(Stored data entries)
>> Begin

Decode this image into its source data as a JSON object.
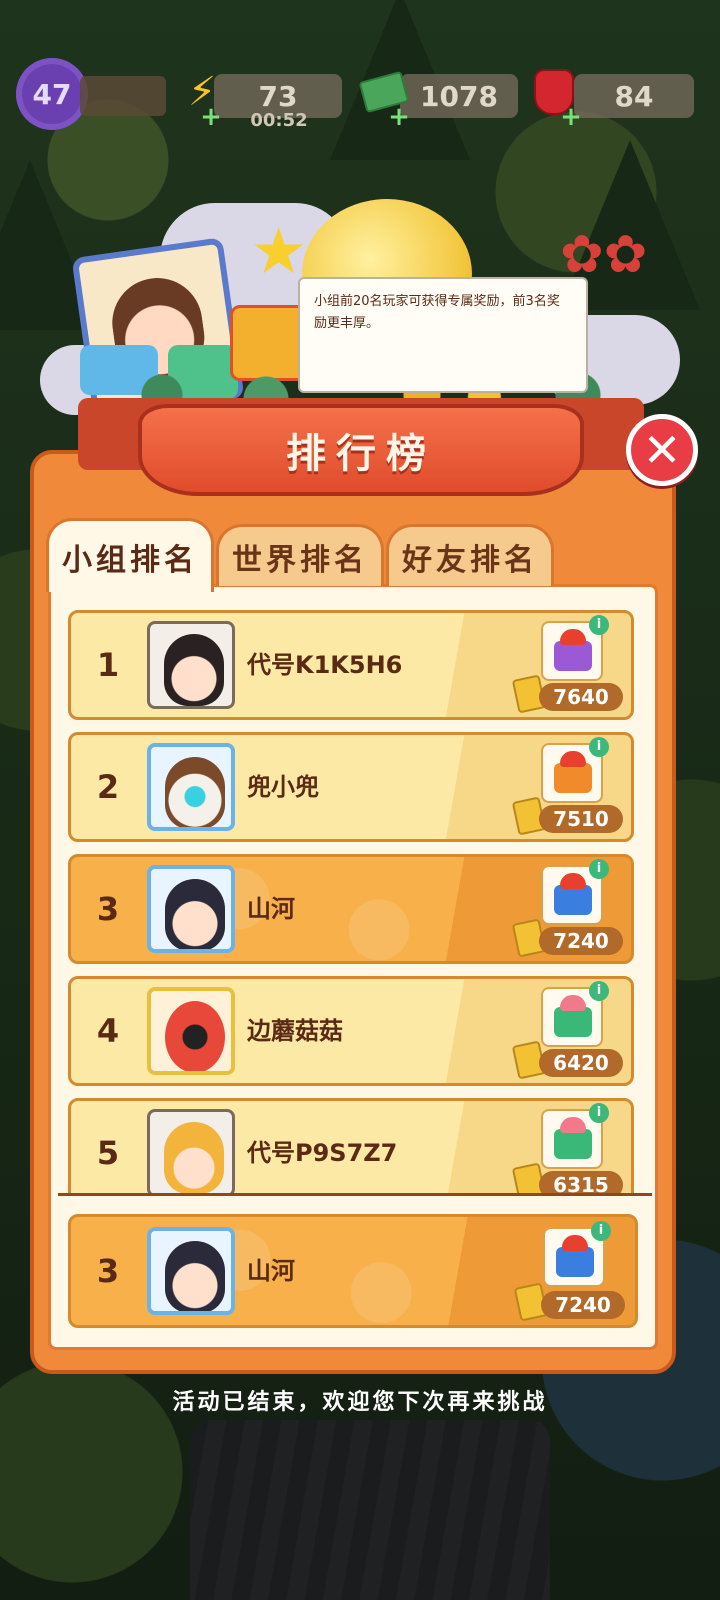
{
  "status_bar": {
    "level": "47",
    "energy": "73",
    "energy_timer": "00:52",
    "cash": "1078",
    "gems": "84",
    "icons": {
      "energy": "lightning-icon",
      "cash": "cash-icon",
      "gems": "ruby-icon"
    }
  },
  "notice": {
    "text": "小组前20名玩家可获得专属奖励，前3名奖励更丰厚。"
  },
  "title": "排行榜",
  "tabs": [
    {
      "label": "小组排名",
      "active": true
    },
    {
      "label": "世界排名",
      "active": false
    },
    {
      "label": "好友排名",
      "active": false
    }
  ],
  "rows": [
    {
      "rank": "1",
      "name": "代号K1K5H6",
      "score": "7640",
      "highlight": false,
      "gift_color": "#9a5ad6",
      "bow_color": "#e8402e"
    },
    {
      "rank": "2",
      "name": "兜小兜",
      "score": "7510",
      "highlight": false,
      "gift_color": "#f08a2a",
      "bow_color": "#e8402e"
    },
    {
      "rank": "3",
      "name": "山河",
      "score": "7240",
      "highlight": true,
      "gift_color": "#3a7ee0",
      "bow_color": "#e8402e"
    },
    {
      "rank": "4",
      "name": "边蘑菇菇",
      "score": "6420",
      "highlight": false,
      "gift_color": "#3ab878",
      "bow_color": "#f07a8a"
    },
    {
      "rank": "5",
      "name": "代号P9S7Z7",
      "score": "6315",
      "highlight": false,
      "gift_color": "#3ab878",
      "bow_color": "#f07a8a"
    }
  ],
  "my_rank": {
    "rank": "3",
    "name": "山河",
    "score": "7240"
  },
  "footer": "活动已结束，欢迎您下次再来挑战",
  "colors": {
    "panel": "#f08a3a",
    "banner": "#e04c2c",
    "close": "#e83d45",
    "row_highlight": "#f7b04a"
  }
}
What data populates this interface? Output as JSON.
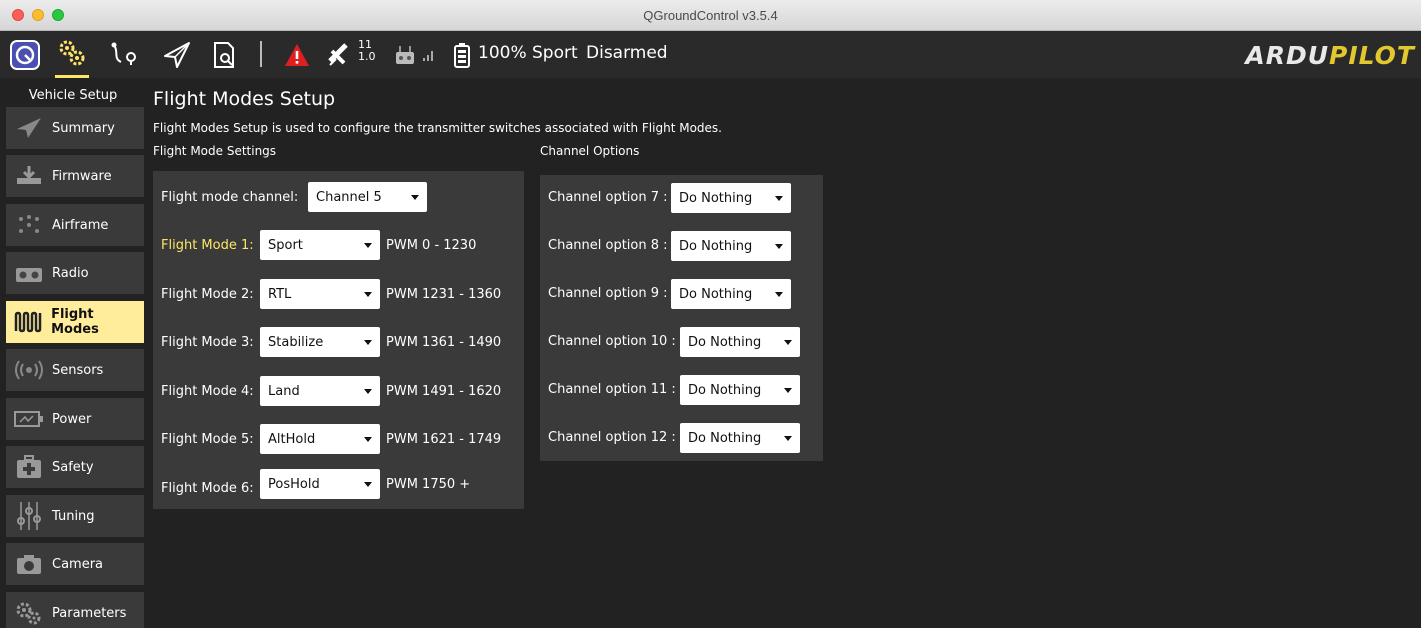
{
  "window": {
    "title": "QGroundControl v3.5.4"
  },
  "toolbar": {
    "satellite_count": "11",
    "hdop": "1.0",
    "battery": "100%",
    "flight_mode": "Sport",
    "arm_state": "Disarmed",
    "logo_part1": "ARDU",
    "logo_part2": "PILOT"
  },
  "sidebar": {
    "header": "Vehicle Setup",
    "items": [
      {
        "label": "Summary",
        "icon": "paper-plane-icon"
      },
      {
        "label": "Firmware",
        "icon": "download-icon"
      },
      {
        "label": "Airframe",
        "icon": "airframe-icon"
      },
      {
        "label": "Radio",
        "icon": "radio-icon"
      },
      {
        "label": "Flight Modes",
        "icon": "flight-modes-icon",
        "active": true
      },
      {
        "label": "Sensors",
        "icon": "sensors-icon"
      },
      {
        "label": "Power",
        "icon": "battery-icon"
      },
      {
        "label": "Safety",
        "icon": "first-aid-icon"
      },
      {
        "label": "Tuning",
        "icon": "sliders-icon"
      },
      {
        "label": "Camera",
        "icon": "camera-icon"
      },
      {
        "label": "Parameters",
        "icon": "gears-icon"
      }
    ]
  },
  "main": {
    "title": "Flight Modes Setup",
    "description": "Flight Modes Setup is used to configure the transmitter switches associated with Flight Modes.",
    "flight_mode_settings": {
      "title": "Flight Mode Settings",
      "channel_label": "Flight mode channel:",
      "channel_value": "Channel 5",
      "modes": [
        {
          "label": "Flight Mode 1:",
          "value": "Sport",
          "pwm": "PWM 0 - 1230",
          "highlight": true
        },
        {
          "label": "Flight Mode 2:",
          "value": "RTL",
          "pwm": "PWM 1231 - 1360"
        },
        {
          "label": "Flight Mode 3:",
          "value": "Stabilize",
          "pwm": "PWM 1361 - 1490"
        },
        {
          "label": "Flight Mode 4:",
          "value": "Land",
          "pwm": "PWM 1491 - 1620"
        },
        {
          "label": "Flight Mode 5:",
          "value": "AltHold",
          "pwm": "PWM 1621 - 1749"
        },
        {
          "label": "Flight Mode 6:",
          "value": "PosHold",
          "pwm": "PWM 1750 +"
        }
      ]
    },
    "channel_options": {
      "title": "Channel Options",
      "options": [
        {
          "label": "Channel option 7 :",
          "value": "Do Nothing"
        },
        {
          "label": "Channel option 8 :",
          "value": "Do Nothing"
        },
        {
          "label": "Channel option 9 :",
          "value": "Do Nothing"
        },
        {
          "label": "Channel option 10 :",
          "value": "Do Nothing"
        },
        {
          "label": "Channel option 11 :",
          "value": "Do Nothing"
        },
        {
          "label": "Channel option 12 :",
          "value": "Do Nothing"
        }
      ]
    }
  },
  "colors": {
    "accent": "#ffe566",
    "active_sidebar": "#ffed9b",
    "panel": "#3a3a3a",
    "background": "#222222",
    "warning": "#e02020"
  }
}
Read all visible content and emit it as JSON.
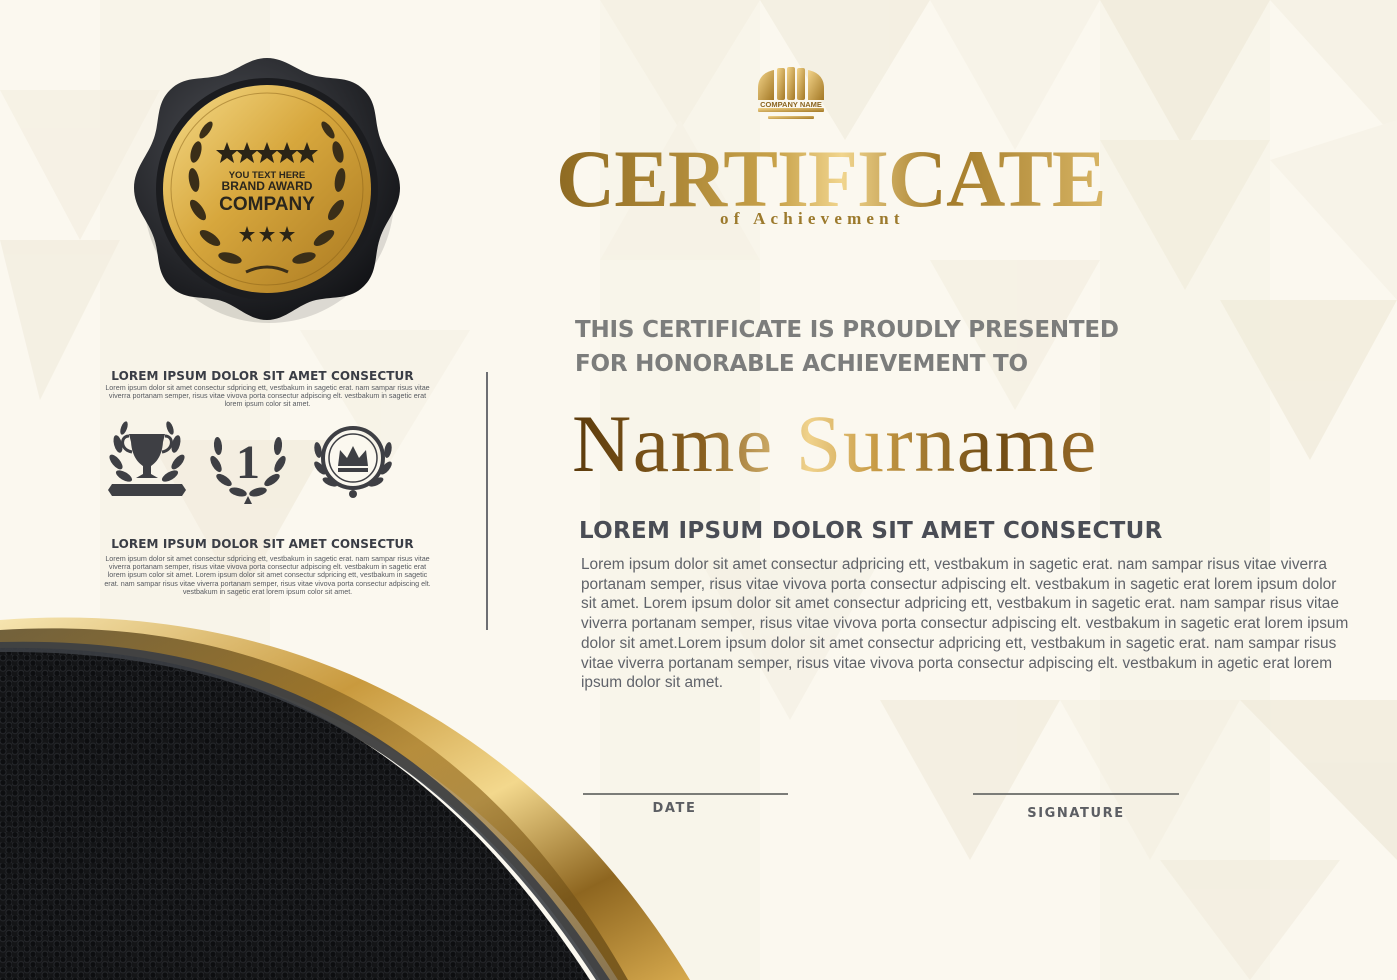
{
  "seal": {
    "line1": "YOU TEXT HERE",
    "line2": "BRAND AWARD",
    "line3": "COMPANY"
  },
  "logo": {
    "label": "COMPANY NAME"
  },
  "left_panel": {
    "heading_top": "LOREM IPSUM DOLOR SIT AMET CONSECTUR",
    "text_top": "Lorem ipsum dolor sit amet consectur sdpricing ett, vestbakum in sagetic erat. nam sampar risus vitae viverra portanam semper, risus vitae vivova porta consectur adpiscing elt. vestbakum in sagetic erat lorem ipsum color sit amet.",
    "emblems": [
      {
        "icon": "trophy-icon"
      },
      {
        "icon": "number-one-icon",
        "text": "1"
      },
      {
        "icon": "crown-icon"
      }
    ],
    "heading_bottom": "LOREM IPSUM DOLOR SIT AMET CONSECTUR",
    "text_bottom": "Lorem ipsum dolor sit amet consectur sdpricing ett, vestbakum in sagetic erat. nam sampar risus vitae viverra portanam semper, risus vitae vivova porta consectur adpiscing elt. vestbakum in sagetic erat lorem ipsum color sit amet. Lorem ipsum dolor sit amet consectur sdpricing ett, vestbakum in sagetic erat. nam sampar risus vitae viverra portanam semper, risus vitae vivova porta consectur adpiscing elt. vestbakum in sagetic erat lorem ipsum color sit amet."
  },
  "certificate": {
    "title": "CERTIFICATE",
    "subtitle": "of Achievement",
    "presented_line1": "THIS CERTIFICATE IS PROUDLY PRESENTED",
    "presented_line2": "FOR HONORABLE ACHIEVEMENT TO",
    "recipient": "Name Surname",
    "body_heading": "LOREM IPSUM DOLOR SIT AMET CONSECTUR",
    "body_text": "Lorem ipsum dolor sit amet consectur adpricing ett, vestbakum in sagetic erat. nam sampar risus vitae viverra portanam semper, risus vitae vivova porta consectur adpiscing elt. vestbakum in sagetic erat lorem ipsum dolor sit amet. Lorem ipsum dolor sit amet consectur adpricing ett, vestbakum in sagetic erat. nam sampar risus vitae viverra portanam semper, risus vitae vivova porta consectur adpiscing elt. vestbakum in sagetic erat lorem ipsum dolor sit amet.Lorem ipsum dolor sit amet consectur adpricing ett, vestbakum in sagetic erat. nam sampar risus vitae viverra portanam semper, risus vitae vivova porta consectur adpiscing elt. vestbakum in agetic erat lorem ipsum dolor sit amet.",
    "date_label": "DATE",
    "signature_label": "SIGNATURE"
  },
  "colors": {
    "background": "#fbf8ef",
    "gold": "#c9a14a",
    "dark_gold": "#7a5517",
    "black_panel": "#111214",
    "text_gray": "#60636a"
  }
}
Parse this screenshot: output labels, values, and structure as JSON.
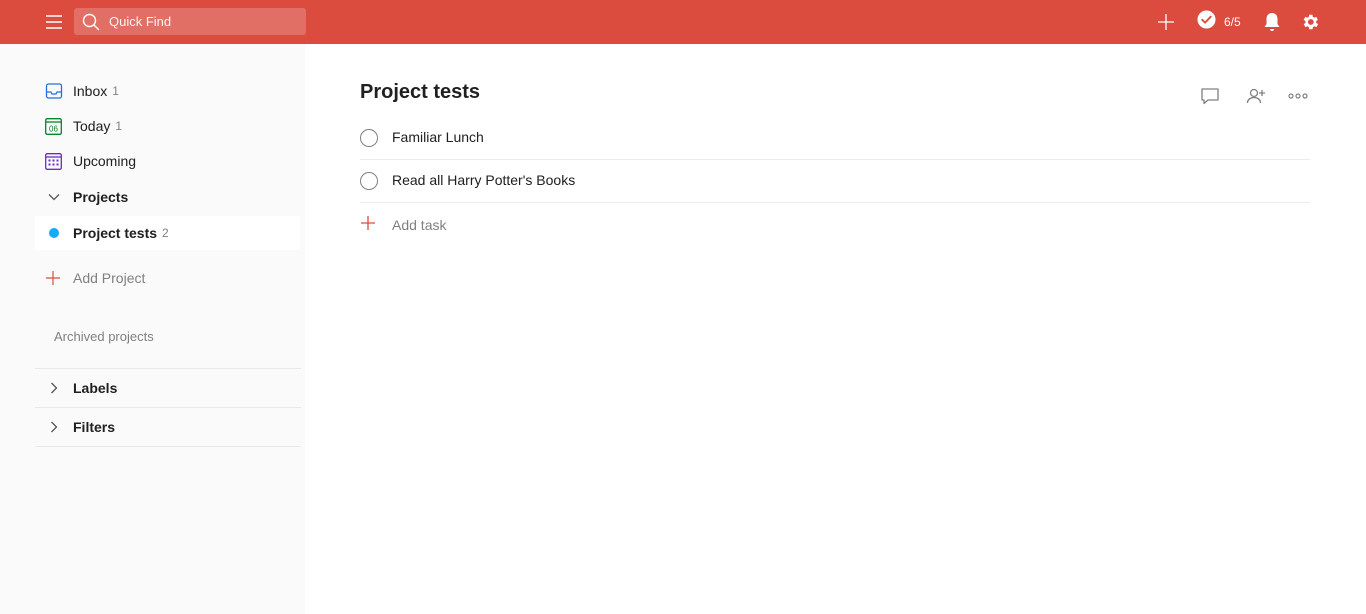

>> End

_PROBLEM_
Extract all the data above exactly, excluding every picture.

_RESPONSE_
Decode this image into its source data as a JSON object.
{
  "status_bar": {
    "level": "47",
    "energy": "73",
    "energy_timer": "00:52",
    "cash": "1078",
    "gems": "84",
    "icons": {
      "energy": "lightning-icon",
      "cash": "cash-icon",
      "gems": "ruby-icon"
    }
  },
  "notice": {
    "text": "小组前20名玩家可获得专属奖励，前3名奖励更丰厚。"
  },
  "title": "排行榜",
  "tabs": [
    {
      "label": "小组排名",
      "active": true
    },
    {
      "label": "世界排名",
      "active": false
    },
    {
      "label": "好友排名",
      "active": false
    }
  ],
  "rows": [
    {
      "rank": "1",
      "name": "代号K1K5H6",
      "score": "7640",
      "highlight": false,
      "gift_color": "#9a5ad6",
      "bow_color": "#e8402e"
    },
    {
      "rank": "2",
      "name": "兜小兜",
      "score": "7510",
      "highlight": false,
      "gift_color": "#f08a2a",
      "bow_color": "#e8402e"
    },
    {
      "rank": "3",
      "name": "山河",
      "score": "7240",
      "highlight": true,
      "gift_color": "#3a7ee0",
      "bow_color": "#e8402e"
    },
    {
      "rank": "4",
      "name": "边蘑菇菇",
      "score": "6420",
      "highlight": false,
      "gift_color": "#3ab878",
      "bow_color": "#f07a8a"
    },
    {
      "rank": "5",
      "name": "代号P9S7Z7",
      "score": "6315",
      "highlight": false,
      "gift_color": "#3ab878",
      "bow_color": "#f07a8a"
    }
  ],
  "my_rank": {
    "rank": "3",
    "name": "山河",
    "score": "7240"
  },
  "footer": "活动已结束，欢迎您下次再来挑战",
  "colors": {
    "panel": "#f08a3a",
    "banner": "#e04c2c",
    "close": "#e83d45",
    "row_highlight": "#f7b04a"
  }
}
What data populates this interface? Output as JSON.
{
  "window": {
    "title": "QGroundControl v3.5.4"
  },
  "toolbar": {
    "satellite_count": "11",
    "hdop": "1.0",
    "battery": "100%",
    "flight_mode": "Sport",
    "arm_state": "Disarmed",
    "logo_part1": "ARDU",
    "logo_part2": "PILOT"
  },
  "sidebar": {
    "header": "Vehicle Setup",
    "items": [
      {
        "label": "Summary",
        "icon": "paper-plane-icon"
      },
      {
        "label": "Firmware",
        "icon": "download-icon"
      },
      {
        "label": "Airframe",
        "icon": "airframe-icon"
      },
      {
        "label": "Radio",
        "icon": "radio-icon"
      },
      {
        "label": "Flight Modes",
        "icon": "flight-modes-icon",
        "active": true
      },
      {
        "label": "Sensors",
        "icon": "sensors-icon"
      },
      {
        "label": "Power",
        "icon": "battery-icon"
      },
      {
        "label": "Safety",
        "icon": "first-aid-icon"
      },
      {
        "label": "Tuning",
        "icon": "sliders-icon"
      },
      {
        "label": "Camera",
        "icon": "camera-icon"
      },
      {
        "label": "Parameters",
        "icon": "gears-icon"
      }
    ]
  },
  "main": {
    "title": "Flight Modes Setup",
    "description": "Flight Modes Setup is used to configure the transmitter switches associated with Flight Modes.",
    "flight_mode_settings": {
      "title": "Flight Mode Settings",
      "channel_label": "Flight mode channel:",
      "channel_value": "Channel 5",
      "modes": [
        {
          "label": "Flight Mode 1:",
          "value": "Sport",
          "pwm": "PWM 0 - 1230",
          "highlight": true
        },
        {
          "label": "Flight Mode 2:",
          "value": "RTL",
          "pwm": "PWM 1231 - 1360"
        },
        {
          "label": "Flight Mode 3:",
          "value": "Stabilize",
          "pwm": "PWM 1361 - 1490"
        },
        {
          "label": "Flight Mode 4:",
          "value": "Land",
          "pwm": "PWM 1491 - 1620"
        },
        {
          "label": "Flight Mode 5:",
          "value": "AltHold",
          "pwm": "PWM 1621 - 1749"
        },
        {
          "label": "Flight Mode 6:",
          "value": "PosHold",
          "pwm": "PWM 1750 +"
        }
      ]
    },
    "channel_options": {
      "title": "Channel Options",
      "options": [
        {
          "label": "Channel option 7 :",
          "value": "Do Nothing"
        },
        {
          "label": "Channel option 8 :",
          "value": "Do Nothing"
        },
        {
          "label": "Channel option 9 :",
          "value": "Do Nothing"
        },
        {
          "label": "Channel option 10 :",
          "value": "Do Nothing"
        },
        {
          "label": "Channel option 11 :",
          "value": "Do Nothing"
        },
        {
          "label": "Channel option 12 :",
          "value": "Do Nothing"
        }
      ]
    }
  },
  "colors": {
    "accent": "#ffe566",
    "active_sidebar": "#ffed9b",
    "panel": "#3a3a3a",
    "background": "#222222",
    "warning": "#e02020"
  }
}
Read all visible content and emit it as JSON.
{
  "seal": {
    "line1": "YOU TEXT HERE",
    "line2": "BRAND AWARD",
    "line3": "COMPANY"
  },
  "logo": {
    "label": "COMPANY NAME"
  },
  "left_panel": {
    "heading_top": "LOREM IPSUM DOLOR SIT AMET CONSECTUR",
    "text_top": "Lorem ipsum dolor sit amet consectur sdpricing ett, vestbakum in sagetic erat. nam sampar risus vitae viverra portanam semper, risus vitae vivova porta consectur adpiscing elt. vestbakum in sagetic erat lorem ipsum color sit amet.",
    "emblems": [
      {
        "icon": "trophy-icon"
      },
      {
        "icon": "number-one-icon",
        "text": "1"
      },
      {
        "icon": "crown-icon"
      }
    ],
    "heading_bottom": "LOREM IPSUM DOLOR SIT AMET CONSECTUR",
    "text_bottom": "Lorem ipsum dolor sit amet consectur sdpricing ett, vestbakum in sagetic erat. nam sampar risus vitae viverra portanam semper, risus vitae vivova porta consectur adpiscing elt. vestbakum in sagetic erat lorem ipsum color sit amet. Lorem ipsum dolor sit amet consectur sdpricing ett, vestbakum in sagetic erat. nam sampar risus vitae viverra portanam semper, risus vitae vivova porta consectur adpiscing elt. vestbakum in sagetic erat lorem ipsum color sit amet."
  },
  "certificate": {
    "title": "CERTIFICATE",
    "subtitle": "of Achievement",
    "presented_line1": "THIS CERTIFICATE IS PROUDLY PRESENTED",
    "presented_line2": "FOR HONORABLE ACHIEVEMENT TO",
    "recipient": "Name Surname",
    "body_heading": "LOREM IPSUM DOLOR SIT AMET CONSECTUR",
    "body_text": "Lorem ipsum dolor sit amet consectur adpricing ett, vestbakum in sagetic erat. nam sampar risus vitae viverra portanam semper, risus vitae vivova porta consectur adpiscing elt. vestbakum in sagetic erat lorem ipsum dolor sit amet. Lorem ipsum dolor sit amet consectur adpricing ett, vestbakum in sagetic erat. nam sampar risus vitae viverra portanam semper, risus vitae vivova porta consectur adpiscing elt. vestbakum in sagetic erat lorem ipsum dolor sit amet.Lorem ipsum dolor sit amet consectur adpricing ett, vestbakum in sagetic erat. nam sampar risus vitae viverra portanam semper, risus vitae vivova porta consectur adpiscing elt. vestbakum in agetic erat lorem ipsum dolor sit amet.",
    "date_label": "DATE",
    "signature_label": "SIGNATURE"
  },
  "colors": {
    "background": "#fbf8ef",
    "gold": "#c9a14a",
    "dark_gold": "#7a5517",
    "black_panel": "#111214",
    "text_gray": "#60636a"
  }
}
Parse this screenshot: output labels, values, and structure as JSON.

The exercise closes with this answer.